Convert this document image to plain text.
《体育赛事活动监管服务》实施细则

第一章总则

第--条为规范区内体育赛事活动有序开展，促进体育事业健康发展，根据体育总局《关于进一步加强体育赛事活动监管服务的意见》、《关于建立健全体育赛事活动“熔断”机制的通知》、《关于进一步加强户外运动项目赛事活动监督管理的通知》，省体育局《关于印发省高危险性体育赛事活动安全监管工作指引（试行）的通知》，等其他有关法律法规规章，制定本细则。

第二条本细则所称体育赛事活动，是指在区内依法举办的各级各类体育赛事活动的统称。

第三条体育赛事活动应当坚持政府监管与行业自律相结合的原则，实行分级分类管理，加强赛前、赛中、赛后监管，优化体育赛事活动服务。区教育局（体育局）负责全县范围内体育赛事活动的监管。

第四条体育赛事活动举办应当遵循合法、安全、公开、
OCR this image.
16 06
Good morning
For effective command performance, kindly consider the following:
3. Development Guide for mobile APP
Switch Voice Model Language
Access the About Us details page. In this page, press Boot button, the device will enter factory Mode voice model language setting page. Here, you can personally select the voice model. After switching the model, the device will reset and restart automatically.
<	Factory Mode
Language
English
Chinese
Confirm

Task goal:
Only those lines running from the one containing "OCR this image." through the last line of the data above are to be copied, exactly, with both ends included.

Answer for this exercise:
OCR this image.
16 06
Good morning
For effective command performance, kindly consider the following:
3. Development Guide for mobile APP
Switch Voice Model Language
Access the About Us details page. In this page, press Boot button, the device will enter factory Mode voice model language setting page. Here, you can personally select the voice model. After switching the model, the device will reset and restart automatically.
<	Factory Mode
Language
English
Chinese
Confirm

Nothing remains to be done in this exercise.